## WHAT THE EXERCISE ASKS
Reproduce the full listing as it stands. Images do not belong in the copy.

## EXERCISE DATA

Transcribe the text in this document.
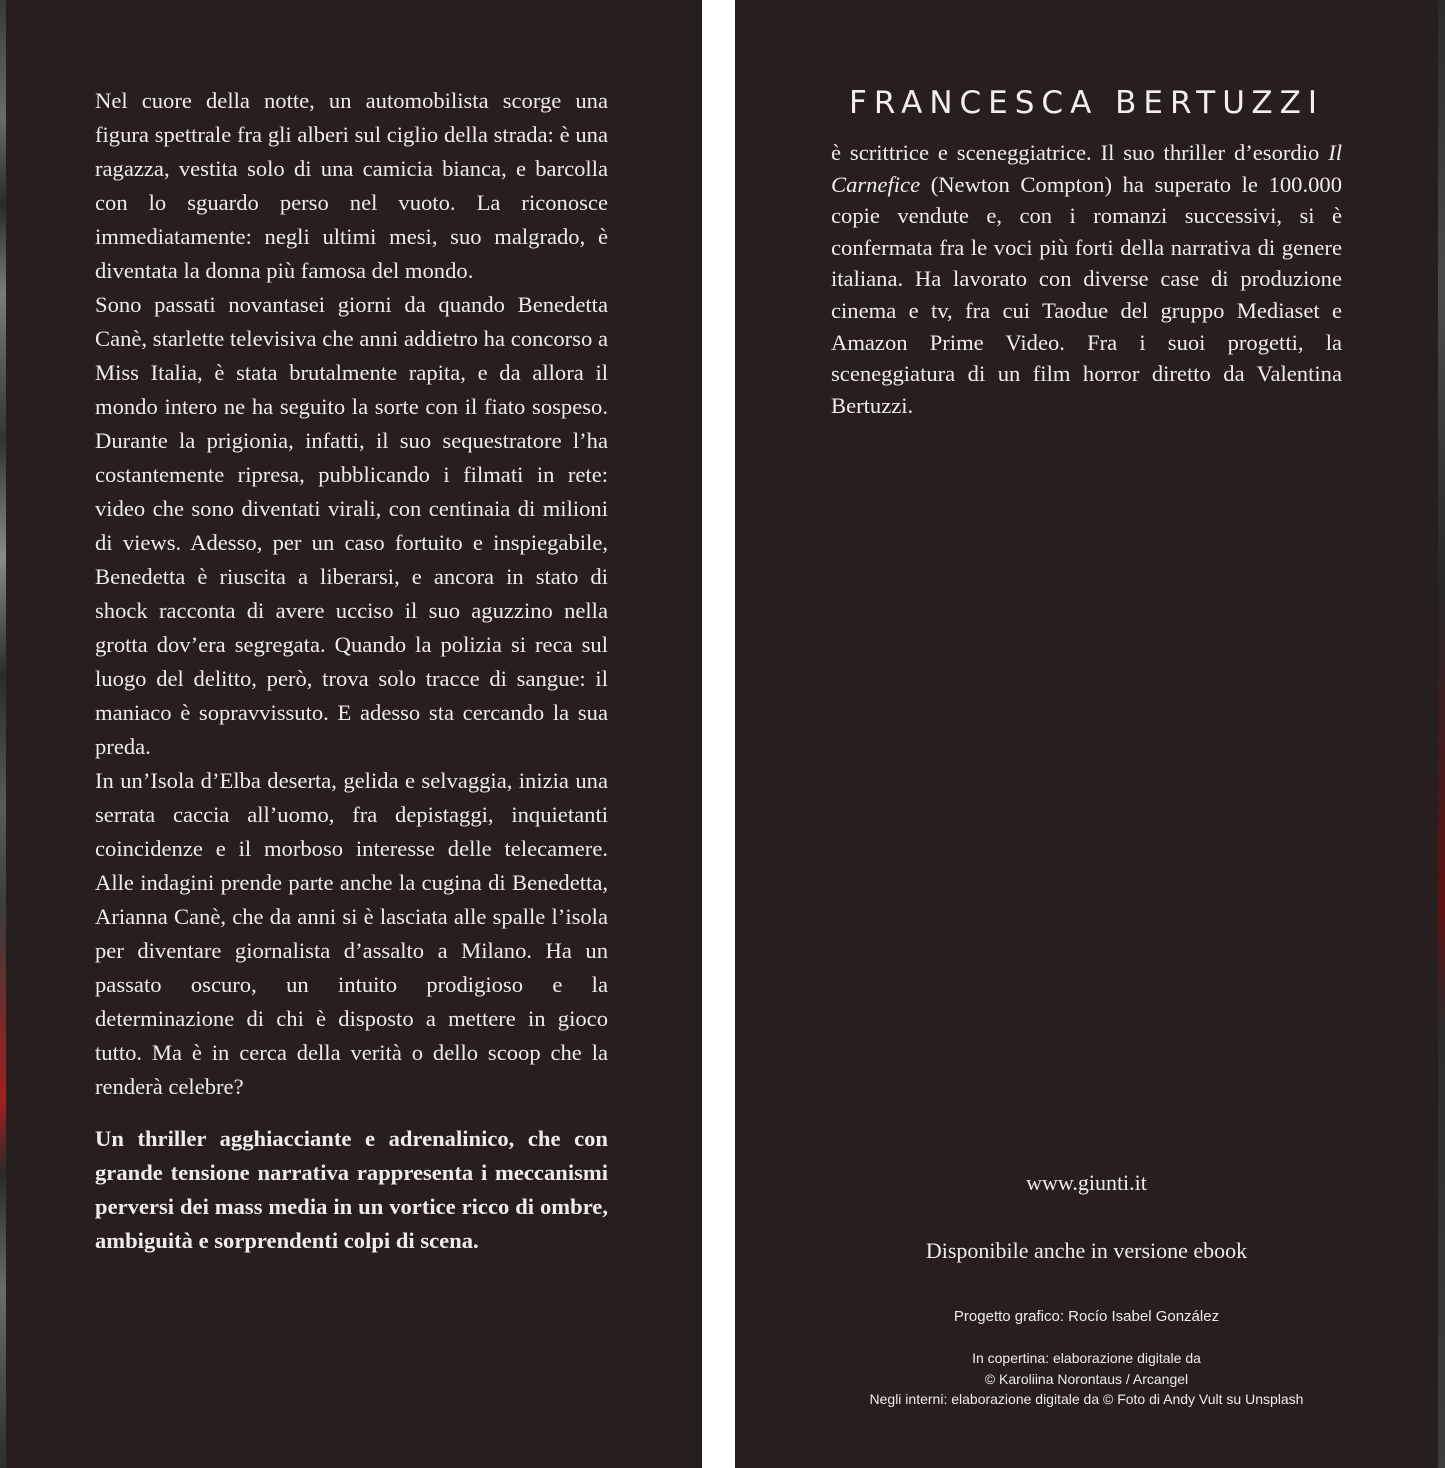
Nel cuore della notte, un automobilista scorge una figura spettrale fra gli alberi sul ciglio della strada: è una ragazza, vestita solo di una camicia bianca, e barcolla con lo sguardo perso nel vuoto. La riconosce immediatamente: negli ultimi mesi, suo malgrado, è diventata la donna più famosa del mondo.

Sono passati novantasei giorni da quando Benedetta Canè, starlette televisiva che anni addietro ha concorso a Miss Italia, è stata brutalmente rapita, e da allora il mondo intero ne ha seguito la sorte con il fiato sospeso. Durante la prigionia, infatti, il suo sequestratore l’ha costantemente ripresa, pubblicando i filmati in rete: video che sono diventati virali, con centinaia di milioni di views. Adesso, per un caso fortuito e inspiegabile, Benedetta è riuscita a liberarsi, e ancora in stato di shock racconta di avere ucciso il suo aguzzino nella grotta dov’era segregata. Quando la polizia si reca sul luogo del delitto, però, trova solo tracce di sangue: il maniaco è sopravvissuto. E adesso sta cercando la sua preda.

In un’Isola d’Elba deserta, gelida e selvaggia, inizia una serrata caccia all’uomo, fra depistaggi, inquietanti coincidenze e il morboso interesse delle telecamere. Alle indagini prende parte anche la cugina di Benedetta, Arianna Canè, che da anni si è lasciata alle spalle l’isola per diventare giornalista d’assalto a Milano. Ha un passato oscuro, un intuito prodigioso e la determinazione di chi è disposto a mettere in gioco tutto. Ma è in cerca della verità o dello scoop che la renderà celebre?

Un thriller agghiacciante e adrenalinico, che con grande tensione narrativa rappresenta i meccanismi perversi dei mass media in un vortice ricco di ombre, ambiguità e sorprendenti colpi di scena.

FRANCESCA BERTUZZI

è scrittrice e sceneggiatrice. Il suo thriller d’esordio Il Carnefice (Newton Compton) ha superato le 100.000 copie vendute e, con i romanzi successivi, si è confermata fra le voci più forti della narrativa di genere italiana. Ha lavorato con diverse case di produzione cinema e tv, fra cui Taodue del gruppo Mediaset e Amazon Prime Video. Fra i suoi progetti, la sceneggiatura di un film horror diretto da Valentina Bertuzzi.

www.giunti.it
Disponibile anche in versione ebook
Progetto grafico: Rocío Isabel González
In copertina: elaborazione digitale da
© Karoliina Norontaus / Arcangel
Negli interni: elaborazione digitale da © Foto di Andy Vult su Unsplash
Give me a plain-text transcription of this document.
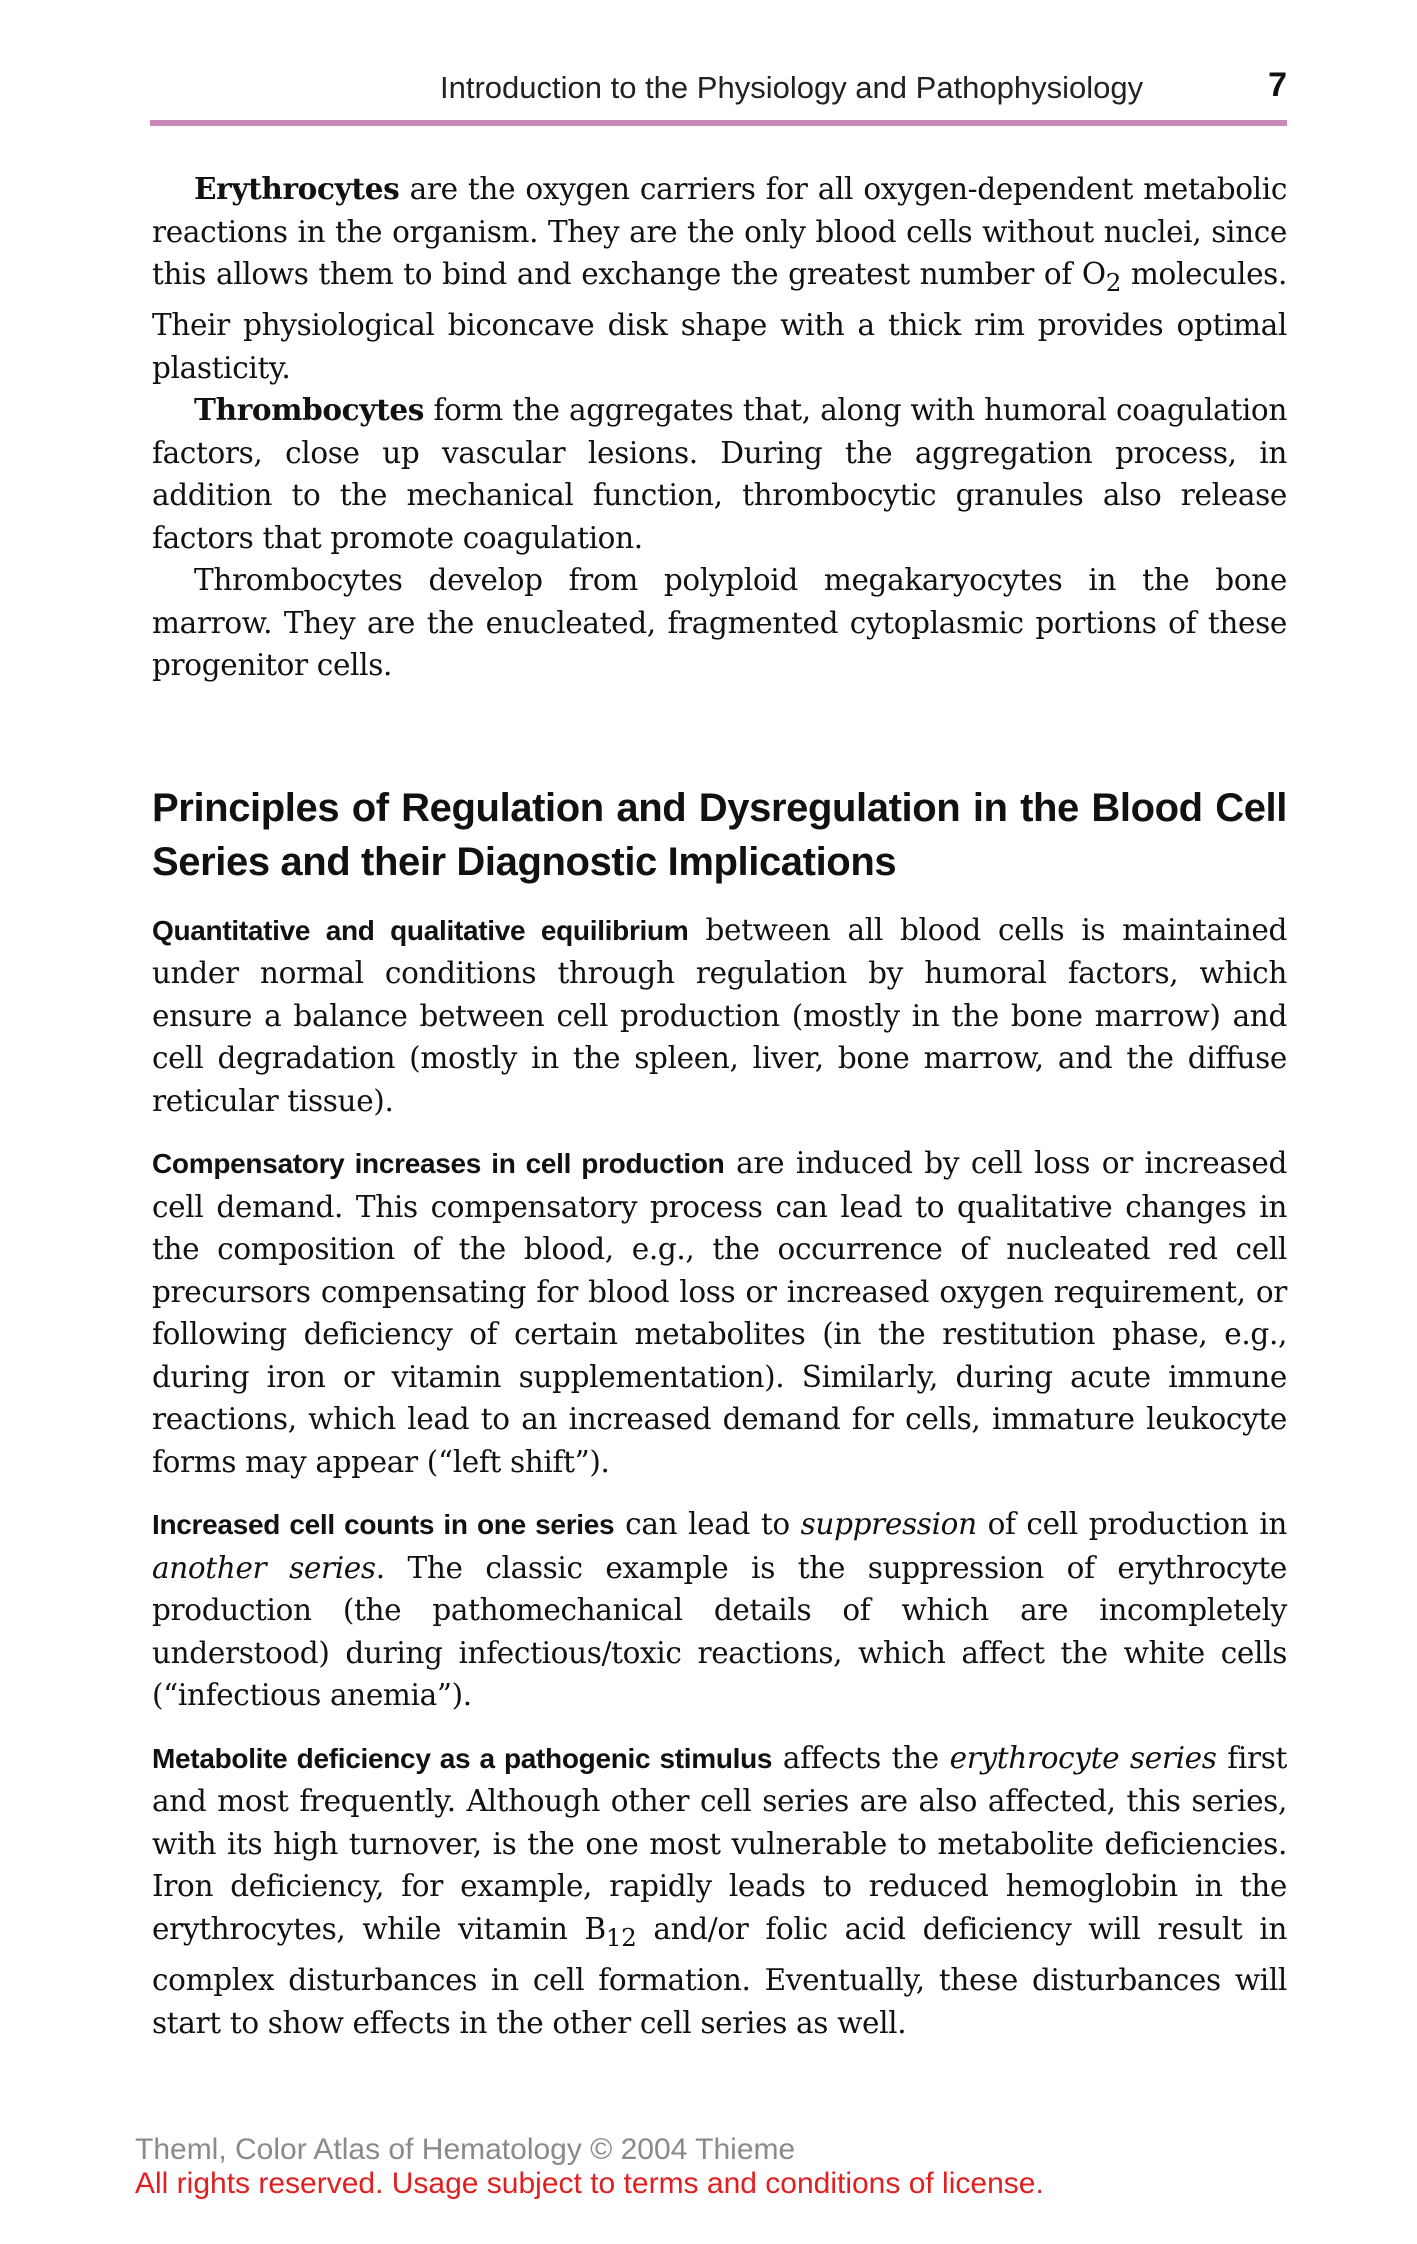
Introduction to the Physiology and Pathophysiology	7

Erythrocytes are the oxygen carriers for all oxygen-dependent metabolic reactions in the organism. They are the only blood cells without nuclei, since this allows them to bind and exchange the greatest number of $O_2$ molecules. Their physiological biconcave disk shape with a thick rim provides optimal plasticity.

Thrombocytes form the aggregates that, along with humoral coagulation factors, close up vascular lesions. During the aggregation process, in addition to the mechanical function, thrombocytic granules also release factors that promote coagulation.

Thrombocytes develop from polyploid megakaryocytes in the bone marrow. They are the enucleated, fragmented cytoplasmic portions of these progenitor cells.

Principles of Regulation and Dysregulation in the Blood Cell Series and their Diagnostic Implications

Quantitative and qualitative equilibrium between all blood cells is maintained under normal conditions through regulation by humoral factors, which ensure a balance between cell production (mostly in the bone marrow) and cell degradation (mostly in the spleen, liver, bone marrow, and the diffuse reticular tissue).

Compensatory increases in cell production are induced by cell loss or increased cell demand. This compensatory process can lead to qualitative changes in the composition of the blood, e.g., the occurrence of nucleated red cell precursors compensating for blood loss or increased oxygen requirement, or following deficiency of certain metabolites (in the restitution phase, e.g., during iron or vitamin supplementation). Similarly, during acute immune reactions, which lead to an increased demand for cells, immature leukocyte forms may appear (“left shift”).

Increased cell counts in one series can lead to suppression of cell production in another series. The classic example is the suppression of erythrocyte production (the pathomechanical details of which are incompletely understood) during infectious/toxic reactions, which affect the white cells (“infectious anemia”).

Metabolite deficiency as a pathogenic stimulus affects the erythrocyte series first and most frequently. Although other cell series are also affected, this series, with its high turnover, is the one most vulnerable to metabolite deficiencies. Iron deficiency, for example, rapidly leads to reduced hemoglobin in the erythrocytes, while vitamin $B_{12}$ and/or folic acid deficiency will result in complex disturbances in cell formation. Eventually, these disturbances will start to show effects in the other cell series as well.

Theml, Color Atlas of Hematology © 2004 Thieme
All rights reserved. Usage subject to terms and conditions of license.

## EXERCISE SOLUTION
Transcribe the text in this document.
Nel cuore della notte, un automobilista scorge una figura spettrale fra gli alberi sul ciglio della strada: è una ragazza, vestita solo di una camicia bianca, e barcolla con lo sguardo perso nel vuoto. La riconosce immediatamente: negli ultimi mesi, suo malgrado, è diventata la donna più famosa del mondo.

Sono passati novantasei giorni da quando Benedetta Canè, starlette televisiva che anni addietro ha concorso a Miss Italia, è stata brutalmente rapita, e da allora il mondo intero ne ha seguito la sorte con il fiato sospeso. Durante la prigionia, infatti, il suo sequestratore l’ha costantemente ripresa, pubblicando i filmati in rete: video che sono diventati virali, con centinaia di milioni di views. Adesso, per un caso fortuito e inspiegabile, Benedetta è riuscita a liberarsi, e ancora in stato di shock racconta di avere ucciso il suo aguzzino nella grotta dov’era segregata. Quando la polizia si reca sul luogo del delitto, però, trova solo tracce di sangue: il maniaco è sopravvissuto. E adesso sta cercando la sua preda.

In un’Isola d’Elba deserta, gelida e selvaggia, inizia una serrata caccia all’uomo, fra depistaggi, inquietanti coincidenze e il morboso interesse delle telecamere. Alle indagini prende parte anche la cugina di Benedetta, Arianna Canè, che da anni si è lasciata alle spalle l’isola per diventare giornalista d’assalto a Milano. Ha un passato oscuro, un intuito prodigioso e la determinazione di chi è disposto a mettere in gioco tutto. Ma è in cerca della verità o dello scoop che la renderà celebre?

Un thriller agghiacciante e adrenalinico, che con grande tensione narrativa rappresenta i meccanismi perversi dei mass media in un vortice ricco di ombre, ambiguità e sorprendenti colpi di scena.

FRANCESCA BERTUZZI

è scrittrice e sceneggiatrice. Il suo thriller d’esordio Il Carnefice (Newton Compton) ha superato le 100.000 copie vendute e, con i romanzi successivi, si è confermata fra le voci più forti della narrativa di genere italiana. Ha lavorato con diverse case di produzione cinema e tv, fra cui Taodue del gruppo Mediaset e Amazon Prime Video. Fra i suoi progetti, la sceneggiatura di un film horror diretto da Valentina Bertuzzi.

www.giunti.it
Disponibile anche in versione ebook
Progetto grafico: Rocío Isabel González
In copertina: elaborazione digitale da
© Karoliina Norontaus / Arcangel
Negli interni: elaborazione digitale da © Foto di Andy Vult su Unsplash
Give me a plain-text transcription of this document.
Introduction to the Physiology and Pathophysiology	7

Erythrocytes are the oxygen carriers for all oxygen-dependent metabolic reactions in the organism. They are the only blood cells without nuclei, since this allows them to bind and exchange the greatest number of $O_2$ molecules. Their physiological biconcave disk shape with a thick rim provides optimal plasticity.

Thrombocytes form the aggregates that, along with humoral coagulation factors, close up vascular lesions. During the aggregation process, in addition to the mechanical function, thrombocytic granules also release factors that promote coagulation.

Thrombocytes develop from polyploid megakaryocytes in the bone marrow. They are the enucleated, fragmented cytoplasmic portions of these progenitor cells.

Principles of Regulation and Dysregulation in the Blood Cell Series and their Diagnostic Implications

Quantitative and qualitative equilibrium between all blood cells is maintained under normal conditions through regulation by humoral factors, which ensure a balance between cell production (mostly in the bone marrow) and cell degradation (mostly in the spleen, liver, bone marrow, and the diffuse reticular tissue).

Compensatory increases in cell production are induced by cell loss or increased cell demand. This compensatory process can lead to qualitative changes in the composition of the blood, e.g., the occurrence of nucleated red cell precursors compensating for blood loss or increased oxygen requirement, or following deficiency of certain metabolites (in the restitution phase, e.g., during iron or vitamin supplementation). Similarly, during acute immune reactions, which lead to an increased demand for cells, immature leukocyte forms may appear (“left shift”).

Increased cell counts in one series can lead to suppression of cell production in another series. The classic example is the suppression of erythrocyte production (the pathomechanical details of which are incompletely understood) during infectious/toxic reactions, which affect the white cells (“infectious anemia”).

Metabolite deficiency as a pathogenic stimulus affects the erythrocyte series first and most frequently. Although other cell series are also affected, this series, with its high turnover, is the one most vulnerable to metabolite deficiencies. Iron deficiency, for example, rapidly leads to reduced hemoglobin in the erythrocytes, while vitamin $B_{12}$ and/or folic acid deficiency will result in complex disturbances in cell formation. Eventually, these disturbances will start to show effects in the other cell series as well.

Theml, Color Atlas of Hematology © 2004 Thieme
All rights reserved. Usage subject to terms and conditions of license.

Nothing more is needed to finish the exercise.